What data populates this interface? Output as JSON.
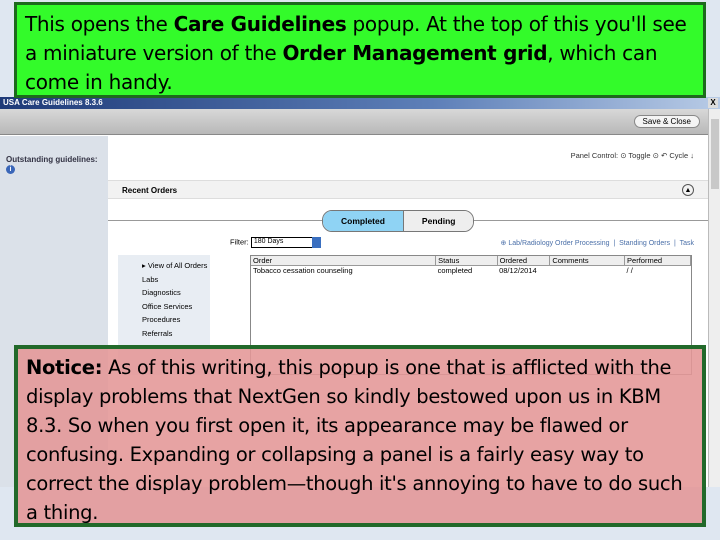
{
  "top_callout": {
    "p1": "This opens the ",
    "b1": "Care Guidelines",
    "p2": " popup.  At the top of this you'll see a miniature version of the ",
    "b2": "Order Management grid",
    "p3": ", which can come in handy."
  },
  "notice": {
    "label": "Notice:",
    "text": " As of this writing, this popup is one that is afflicted with the display problems that NextGen so kindly bestowed upon us in KBM 8.3.  So when you first open it, its appearance may be flawed or confusing.  Expanding or collapsing a panel is a fairly easy way to correct the display problem—though it's annoying to have to do such a thing."
  },
  "window": {
    "title": "USA Care Guidelines 8.3.6",
    "close": "X",
    "save_close": "Save & Close"
  },
  "left": {
    "outstanding": "Outstanding guidelines:"
  },
  "panel_control": {
    "label": "Panel Control:",
    "toggle": "Toggle",
    "cycle": "Cycle"
  },
  "recent_orders": {
    "title": "Recent Orders",
    "tabs": [
      "Completed",
      "Pending"
    ],
    "active_tab": "Completed",
    "filter_label": "Filter:",
    "filter_value": "180 Days",
    "links": [
      "Lab/Radiology Order Processing",
      "Standing Orders",
      "Task"
    ],
    "nav": [
      "View of All Orders",
      "Labs",
      "Diagnostics",
      "Office Services",
      "Procedures",
      "Referrals"
    ],
    "columns": [
      "Order",
      "Status",
      "Ordered",
      "Comments",
      "Performed"
    ],
    "rows": [
      [
        "Tobacco cessation counseling",
        "completed",
        "08/12/2014",
        "",
        "/ /"
      ]
    ]
  },
  "colors": {
    "callout_green": "#33fb2a",
    "notice_pink": "#e49696",
    "border_green": "#22692a"
  }
}
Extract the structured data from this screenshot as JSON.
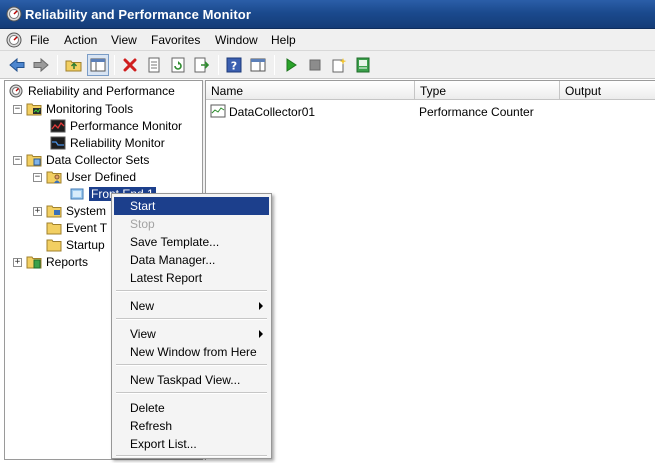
{
  "window": {
    "title": "Reliability and Performance Monitor"
  },
  "menu": [
    "File",
    "Action",
    "View",
    "Favorites",
    "Window",
    "Help"
  ],
  "toolbar": {
    "buttons": [
      "back-arrow-icon",
      "forward-arrow-icon",
      "up-folder-icon",
      "show-hide-tree-icon",
      "delete-icon",
      "properties-icon",
      "refresh-icon",
      "export-list-icon",
      "help-icon",
      "show-hide-action-pane-icon",
      "start-icon",
      "stop-icon",
      "new-icon",
      "latest-report-icon"
    ]
  },
  "tree": {
    "root": "Reliability and Performance",
    "monitoring_tools": "Monitoring Tools",
    "performance_monitor": "Performance Monitor",
    "reliability_monitor": "Reliability Monitor",
    "data_collector_sets": "Data Collector Sets",
    "user_defined": "User Defined",
    "front_end": "Front End 1",
    "system": "System",
    "event_trace": "Event T",
    "startup": "Startup",
    "reports": "Reports"
  },
  "list": {
    "columns": [
      "Name",
      "Type",
      "Output"
    ],
    "rows": [
      {
        "name": "DataCollector01",
        "type": "Performance Counter",
        "output": ""
      }
    ]
  },
  "context_menu": {
    "start": "Start",
    "stop": "Stop",
    "save_template": "Save Template...",
    "data_manager": "Data Manager...",
    "latest_report": "Latest Report",
    "new": "New",
    "view": "View",
    "new_window": "New Window from Here",
    "new_taskpad": "New Taskpad View...",
    "delete": "Delete",
    "refresh": "Refresh",
    "export_list": "Export List..."
  },
  "colors": {
    "titlebar": "#1b4a8e",
    "selection": "#1c3f8c",
    "start_green": "#2aa32a",
    "delete_red": "#d01e1e"
  }
}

● ● ● ● ●

Aim of the exercise — Reproduce the data word for word, excluding its pictures.

Worked solution —
What data populates this interface? Output as JSON.
{
  "top_callout": {
    "p1": "This opens the ",
    "b1": "Care Guidelines",
    "p2": " popup.  At the top of this you'll see a miniature version of the ",
    "b2": "Order Management grid",
    "p3": ", which can come in handy."
  },
  "notice": {
    "label": "Notice:",
    "text": " As of this writing, this popup is one that is afflicted with the display problems that NextGen so kindly bestowed upon us in KBM 8.3.  So when you first open it, its appearance may be flawed or confusing.  Expanding or collapsing a panel is a fairly easy way to correct the display problem—though it's annoying to have to do such a thing."
  },
  "window": {
    "title": "USA Care Guidelines 8.3.6",
    "close": "X",
    "save_close": "Save & Close"
  },
  "left": {
    "outstanding": "Outstanding guidelines:"
  },
  "panel_control": {
    "label": "Panel Control:",
    "toggle": "Toggle",
    "cycle": "Cycle"
  },
  "recent_orders": {
    "title": "Recent Orders",
    "tabs": [
      "Completed",
      "Pending"
    ],
    "active_tab": "Completed",
    "filter_label": "Filter:",
    "filter_value": "180 Days",
    "links": [
      "Lab/Radiology Order Processing",
      "Standing Orders",
      "Task"
    ],
    "nav": [
      "View of All Orders",
      "Labs",
      "Diagnostics",
      "Office Services",
      "Procedures",
      "Referrals"
    ],
    "columns": [
      "Order",
      "Status",
      "Ordered",
      "Comments",
      "Performed"
    ],
    "rows": [
      [
        "Tobacco cessation counseling",
        "completed",
        "08/12/2014",
        "",
        "/ /"
      ]
    ]
  },
  "colors": {
    "callout_green": "#33fb2a",
    "notice_pink": "#e49696",
    "border_green": "#22692a"
  }
}
Extract the structured data from this screenshot as JSON.
{
  "window": {
    "title": "Reliability and Performance Monitor"
  },
  "menu": [
    "File",
    "Action",
    "View",
    "Favorites",
    "Window",
    "Help"
  ],
  "toolbar": {
    "buttons": [
      "back-arrow-icon",
      "forward-arrow-icon",
      "up-folder-icon",
      "show-hide-tree-icon",
      "delete-icon",
      "properties-icon",
      "refresh-icon",
      "export-list-icon",
      "help-icon",
      "show-hide-action-pane-icon",
      "start-icon",
      "stop-icon",
      "new-icon",
      "latest-report-icon"
    ]
  },
  "tree": {
    "root": "Reliability and Performance",
    "monitoring_tools": "Monitoring Tools",
    "performance_monitor": "Performance Monitor",
    "reliability_monitor": "Reliability Monitor",
    "data_collector_sets": "Data Collector Sets",
    "user_defined": "User Defined",
    "front_end": "Front End 1",
    "system": "System",
    "event_trace": "Event T",
    "startup": "Startup",
    "reports": "Reports"
  },
  "list": {
    "columns": [
      "Name",
      "Type",
      "Output"
    ],
    "rows": [
      {
        "name": "DataCollector01",
        "type": "Performance Counter",
        "output": ""
      }
    ]
  },
  "context_menu": {
    "start": "Start",
    "stop": "Stop",
    "save_template": "Save Template...",
    "data_manager": "Data Manager...",
    "latest_report": "Latest Report",
    "new": "New",
    "view": "View",
    "new_window": "New Window from Here",
    "new_taskpad": "New Taskpad View...",
    "delete": "Delete",
    "refresh": "Refresh",
    "export_list": "Export List..."
  },
  "colors": {
    "titlebar": "#1b4a8e",
    "selection": "#1c3f8c",
    "start_green": "#2aa32a",
    "delete_red": "#d01e1e"
  }
}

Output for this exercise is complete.